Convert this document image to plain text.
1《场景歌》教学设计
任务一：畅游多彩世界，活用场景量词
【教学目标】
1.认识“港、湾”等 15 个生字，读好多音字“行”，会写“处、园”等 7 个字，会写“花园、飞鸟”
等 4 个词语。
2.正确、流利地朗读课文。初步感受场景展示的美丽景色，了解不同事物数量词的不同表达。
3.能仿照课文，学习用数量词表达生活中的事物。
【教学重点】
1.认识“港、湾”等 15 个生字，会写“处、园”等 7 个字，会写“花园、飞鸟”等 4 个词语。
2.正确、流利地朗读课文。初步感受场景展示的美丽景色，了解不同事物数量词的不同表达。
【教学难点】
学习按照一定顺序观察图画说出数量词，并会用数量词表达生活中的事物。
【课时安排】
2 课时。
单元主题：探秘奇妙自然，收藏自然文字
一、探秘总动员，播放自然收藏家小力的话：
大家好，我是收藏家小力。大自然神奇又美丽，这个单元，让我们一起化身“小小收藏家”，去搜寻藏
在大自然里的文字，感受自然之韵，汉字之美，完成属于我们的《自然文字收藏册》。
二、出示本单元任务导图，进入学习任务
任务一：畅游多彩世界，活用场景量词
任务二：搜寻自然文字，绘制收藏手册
▬▬▬▬▬▬
WHAT IS ASKED:
Write each line above out exactly.

ANSWER FOR THIS EXERCISE:
Convert this document image to plain text.
1《场景歌》教学设计
任务一：畅游多彩世界，活用场景量词
【教学目标】
1.认识“港、湾”等 15 个生字，读好多音字“行”，会写“处、园”等 7 个字，会写“花园、飞鸟”
等 4 个词语。
2.正确、流利地朗读课文。初步感受场景展示的美丽景色，了解不同事物数量词的不同表达。
3.能仿照课文，学习用数量词表达生活中的事物。
【教学重点】
1.认识“港、湾”等 15 个生字，会写“处、园”等 7 个字，会写“花园、飞鸟”等 4 个词语。
2.正确、流利地朗读课文。初步感受场景展示的美丽景色，了解不同事物数量词的不同表达。
【教学难点】
学习按照一定顺序观察图画说出数量词，并会用数量词表达生活中的事物。
【课时安排】
2 课时。
单元主题：探秘奇妙自然，收藏自然文字
一、探秘总动员，播放自然收藏家小力的话：
大家好，我是收藏家小力。大自然神奇又美丽，这个单元，让我们一起化身“小小收藏家”，去搜寻藏
在大自然里的文字，感受自然之韵，汉字之美，完成属于我们的《自然文字收藏册》。
二、出示本单元任务导图，进入学习任务
任务一：畅游多彩世界，活用场景量词
任务二：搜寻自然文字，绘制收藏手册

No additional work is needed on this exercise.